Listed entries ▸
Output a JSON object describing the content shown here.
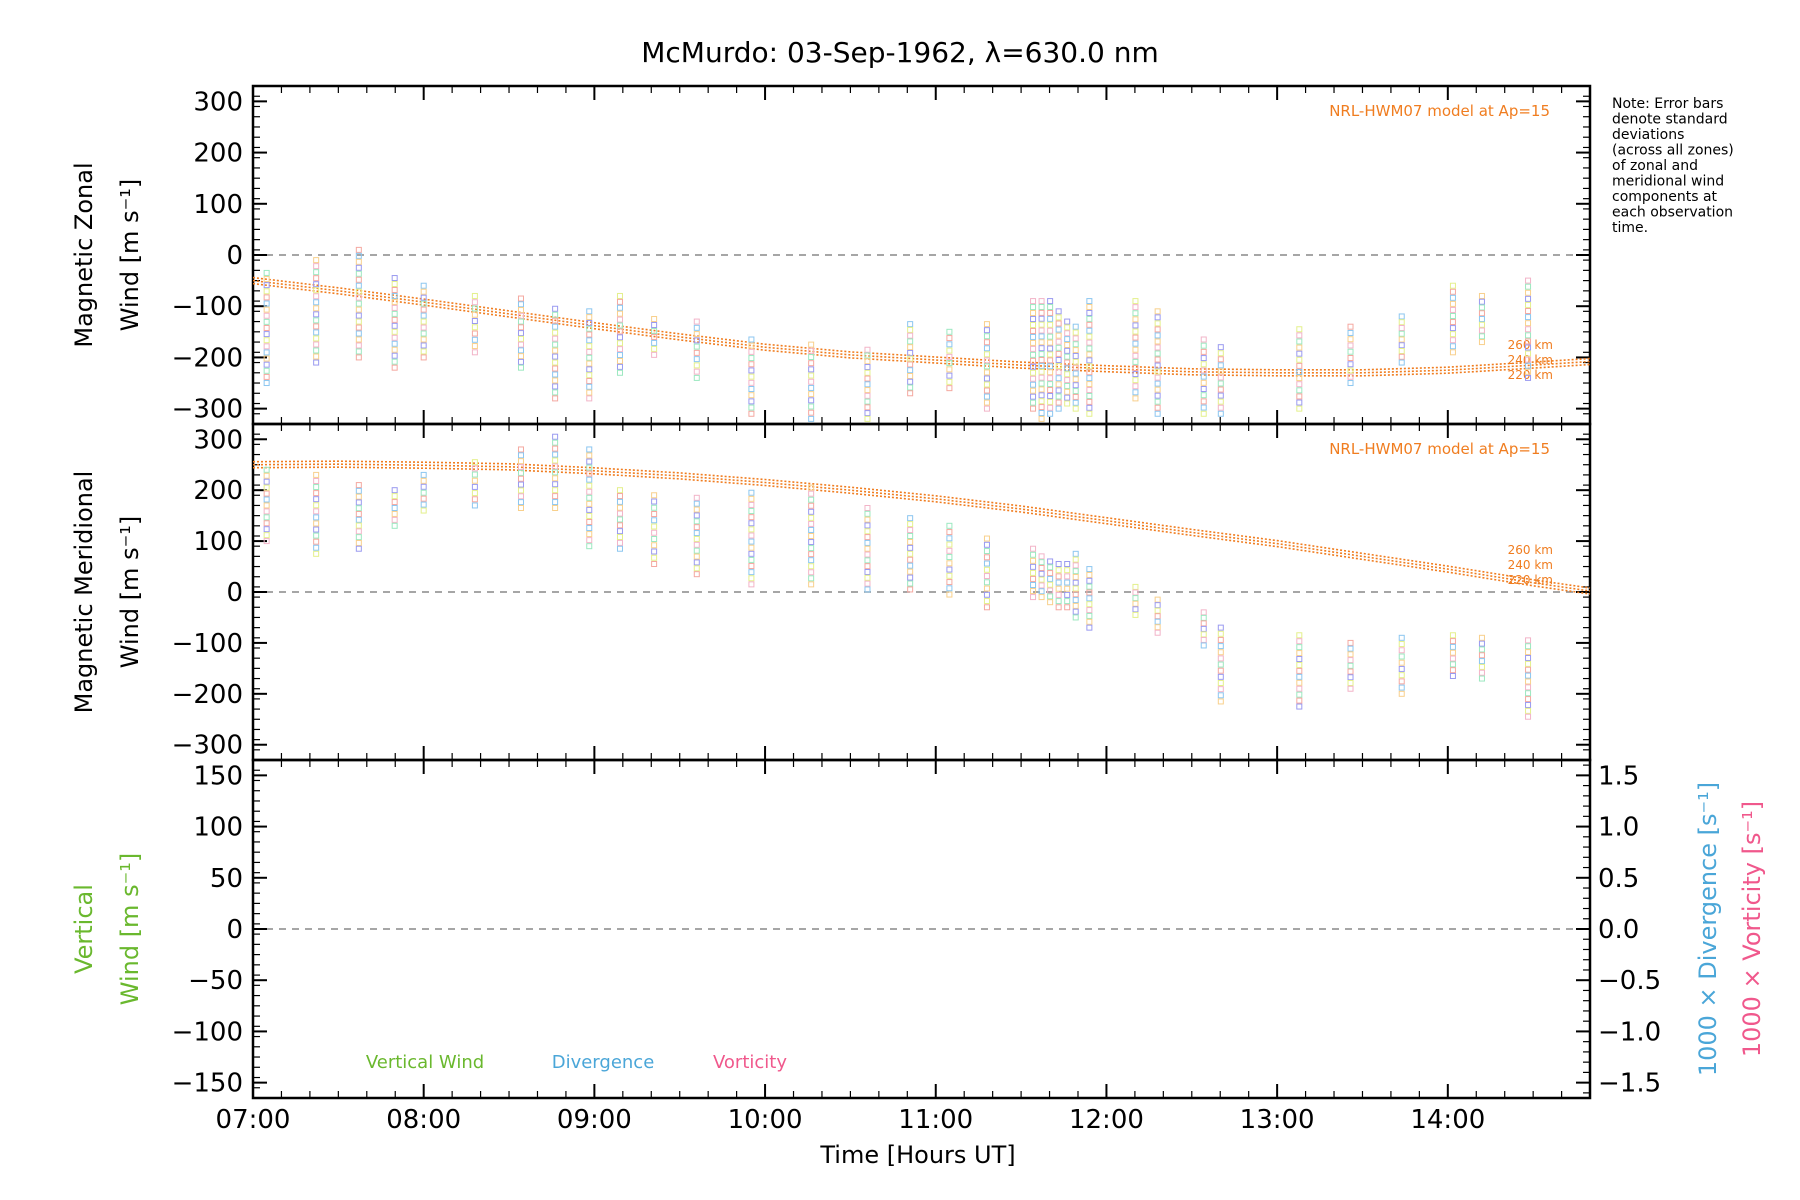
{
  "title": "McMurdo: 03-Sep-1962, λ=630.0 nm",
  "note": [
    "Note: Error bars",
    "denote standard",
    "deviations",
    "(across all zones)",
    "of zonal and",
    "meridional wind",
    "components at",
    "each observation",
    "time."
  ],
  "colors": {
    "model": "#f07d20",
    "vertical": "#6ab82e",
    "divergence": "#4aa6d8",
    "vorticity": "#f0588c",
    "zero_line": "#888888"
  },
  "chart_data": [
    {
      "type": "scatter",
      "panel": "zonal",
      "ylabel_lines": [
        "Magnetic Zonal",
        "Wind [m s⁻¹]"
      ],
      "ylim": [
        -330,
        330
      ],
      "yticks": [
        300,
        200,
        100,
        0,
        -100,
        -200,
        -300
      ],
      "xlim": [
        7.0,
        14.833
      ],
      "model_label": "NRL-HWM07 model at Ap=15",
      "altitude_labels": [
        "260 km",
        "240 km",
        "220 km"
      ],
      "model_curve": {
        "x": [
          7.0,
          7.5,
          8.0,
          8.5,
          9.0,
          9.5,
          10.0,
          10.5,
          11.0,
          11.5,
          12.0,
          12.5,
          13.0,
          13.5,
          14.0,
          14.5,
          14.833
        ],
        "y": [
          -50,
          -70,
          -92,
          -115,
          -138,
          -160,
          -180,
          -195,
          -205,
          -215,
          -222,
          -228,
          -230,
          -230,
          -225,
          -215,
          -208
        ]
      },
      "series": [
        {
          "x": 7.08,
          "y_min": -250,
          "y_max": -35
        },
        {
          "x": 7.37,
          "y_min": -210,
          "y_max": -10
        },
        {
          "x": 7.62,
          "y_min": -200,
          "y_max": 10
        },
        {
          "x": 7.83,
          "y_min": -220,
          "y_max": -45
        },
        {
          "x": 8.0,
          "y_min": -200,
          "y_max": -60
        },
        {
          "x": 8.3,
          "y_min": -190,
          "y_max": -80
        },
        {
          "x": 8.57,
          "y_min": -220,
          "y_max": -85
        },
        {
          "x": 8.77,
          "y_min": -280,
          "y_max": -105
        },
        {
          "x": 8.97,
          "y_min": -280,
          "y_max": -110
        },
        {
          "x": 9.15,
          "y_min": -230,
          "y_max": -80
        },
        {
          "x": 9.35,
          "y_min": -195,
          "y_max": -125
        },
        {
          "x": 9.6,
          "y_min": -240,
          "y_max": -130
        },
        {
          "x": 9.92,
          "y_min": -310,
          "y_max": -165
        },
        {
          "x": 10.27,
          "y_min": -320,
          "y_max": -175
        },
        {
          "x": 10.6,
          "y_min": -320,
          "y_max": -185
        },
        {
          "x": 10.85,
          "y_min": -270,
          "y_max": -135
        },
        {
          "x": 11.08,
          "y_min": -260,
          "y_max": -150
        },
        {
          "x": 11.3,
          "y_min": -300,
          "y_max": -135
        },
        {
          "x": 11.57,
          "y_min": -300,
          "y_max": -90
        },
        {
          "x": 11.62,
          "y_min": -320,
          "y_max": -90
        },
        {
          "x": 11.67,
          "y_min": -310,
          "y_max": -90
        },
        {
          "x": 11.72,
          "y_min": -300,
          "y_max": -110
        },
        {
          "x": 11.77,
          "y_min": -290,
          "y_max": -130
        },
        {
          "x": 11.82,
          "y_min": -300,
          "y_max": -140
        },
        {
          "x": 11.9,
          "y_min": -310,
          "y_max": -90
        },
        {
          "x": 12.17,
          "y_min": -280,
          "y_max": -90
        },
        {
          "x": 12.3,
          "y_min": -310,
          "y_max": -110
        },
        {
          "x": 12.57,
          "y_min": -310,
          "y_max": -165
        },
        {
          "x": 12.67,
          "y_min": -310,
          "y_max": -180
        },
        {
          "x": 13.13,
          "y_min": -300,
          "y_max": -145
        },
        {
          "x": 13.43,
          "y_min": -250,
          "y_max": -140
        },
        {
          "x": 13.73,
          "y_min": -210,
          "y_max": -120
        },
        {
          "x": 14.03,
          "y_min": -190,
          "y_max": -60
        },
        {
          "x": 14.2,
          "y_min": -170,
          "y_max": -80
        },
        {
          "x": 14.47,
          "y_min": -240,
          "y_max": -50
        }
      ]
    },
    {
      "type": "scatter",
      "panel": "meridional",
      "ylabel_lines": [
        "Magnetic Meridional",
        "Wind [m s⁻¹]"
      ],
      "ylim": [
        -330,
        330
      ],
      "yticks": [
        300,
        200,
        100,
        0,
        -100,
        -200,
        -300
      ],
      "xlim": [
        7.0,
        14.833
      ],
      "model_label": "NRL-HWM07 model at Ap=15",
      "altitude_labels": [
        "260 km",
        "240 km",
        "220 km"
      ],
      "model_curve": {
        "x": [
          7.0,
          7.5,
          8.0,
          8.5,
          9.0,
          9.5,
          10.0,
          10.5,
          11.0,
          11.5,
          12.0,
          12.5,
          13.0,
          13.5,
          14.0,
          14.5,
          14.833
        ],
        "y": [
          250,
          251,
          249,
          246,
          238,
          228,
          215,
          200,
          183,
          163,
          140,
          117,
          95,
          70,
          45,
          18,
          2
        ]
      },
      "series": [
        {
          "x": 7.08,
          "y_min": 100,
          "y_max": 240
        },
        {
          "x": 7.37,
          "y_min": 75,
          "y_max": 230
        },
        {
          "x": 7.62,
          "y_min": 85,
          "y_max": 210
        },
        {
          "x": 7.83,
          "y_min": 130,
          "y_max": 200
        },
        {
          "x": 8.0,
          "y_min": 160,
          "y_max": 230
        },
        {
          "x": 8.3,
          "y_min": 170,
          "y_max": 255
        },
        {
          "x": 8.57,
          "y_min": 165,
          "y_max": 280
        },
        {
          "x": 8.77,
          "y_min": 165,
          "y_max": 305
        },
        {
          "x": 8.97,
          "y_min": 90,
          "y_max": 280
        },
        {
          "x": 9.15,
          "y_min": 85,
          "y_max": 200
        },
        {
          "x": 9.35,
          "y_min": 55,
          "y_max": 190
        },
        {
          "x": 9.6,
          "y_min": 35,
          "y_max": 185
        },
        {
          "x": 9.92,
          "y_min": 15,
          "y_max": 195
        },
        {
          "x": 10.27,
          "y_min": 15,
          "y_max": 205
        },
        {
          "x": 10.6,
          "y_min": 5,
          "y_max": 165
        },
        {
          "x": 10.85,
          "y_min": 5,
          "y_max": 145
        },
        {
          "x": 11.08,
          "y_min": -5,
          "y_max": 130
        },
        {
          "x": 11.3,
          "y_min": -30,
          "y_max": 105
        },
        {
          "x": 11.57,
          "y_min": -10,
          "y_max": 85
        },
        {
          "x": 11.62,
          "y_min": -10,
          "y_max": 70
        },
        {
          "x": 11.67,
          "y_min": -20,
          "y_max": 60
        },
        {
          "x": 11.72,
          "y_min": -30,
          "y_max": 55
        },
        {
          "x": 11.77,
          "y_min": -30,
          "y_max": 55
        },
        {
          "x": 11.82,
          "y_min": -50,
          "y_max": 75
        },
        {
          "x": 11.9,
          "y_min": -70,
          "y_max": 45
        },
        {
          "x": 12.17,
          "y_min": -45,
          "y_max": 10
        },
        {
          "x": 12.3,
          "y_min": -80,
          "y_max": -15
        },
        {
          "x": 12.57,
          "y_min": -105,
          "y_max": -40
        },
        {
          "x": 12.67,
          "y_min": -215,
          "y_max": -70
        },
        {
          "x": 13.13,
          "y_min": -225,
          "y_max": -85
        },
        {
          "x": 13.43,
          "y_min": -190,
          "y_max": -100
        },
        {
          "x": 13.73,
          "y_min": -200,
          "y_max": -90
        },
        {
          "x": 14.03,
          "y_min": -165,
          "y_max": -85
        },
        {
          "x": 14.2,
          "y_min": -170,
          "y_max": -90
        },
        {
          "x": 14.47,
          "y_min": -245,
          "y_max": -95
        }
      ]
    },
    {
      "type": "line",
      "panel": "vertical",
      "ylabel_lines": [
        "Vertical",
        "Wind [m s⁻¹]"
      ],
      "ylim": [
        -165,
        165
      ],
      "yticks": [
        150,
        100,
        50,
        0,
        -50,
        -100,
        -150
      ],
      "xlim": [
        7.0,
        14.833
      ],
      "right_axis": {
        "ylim": [
          -1.65,
          1.65
        ],
        "yticks": [
          1.5,
          1.0,
          0.5,
          0.0,
          -0.5,
          -1.0,
          -1.5
        ],
        "tick_labels": [
          "1.5",
          "1.0",
          "0.5",
          "0.0",
          "−0.5",
          "−1.0",
          "−1.5"
        ],
        "label_divergence": "1000 × Divergence [s⁻¹]",
        "label_vorticity": "1000 × Vorticity [s⁻¹]"
      },
      "legend": [
        "Vertical Wind",
        "Divergence",
        "Vorticity"
      ],
      "series": []
    }
  ],
  "xaxis": {
    "label": "Time [Hours UT]",
    "ticks": [
      7,
      8,
      9,
      10,
      11,
      12,
      13,
      14
    ],
    "tick_labels": [
      "07:00",
      "08:00",
      "09:00",
      "10:00",
      "11:00",
      "12:00",
      "13:00",
      "14:00"
    ]
  }
}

Written instruction ▸ From the entries above, copy every line where the word "Magnetic" shows up.

Solution to the exercise ▸
        "Magnetic Zonal",
        "Magnetic Meridional",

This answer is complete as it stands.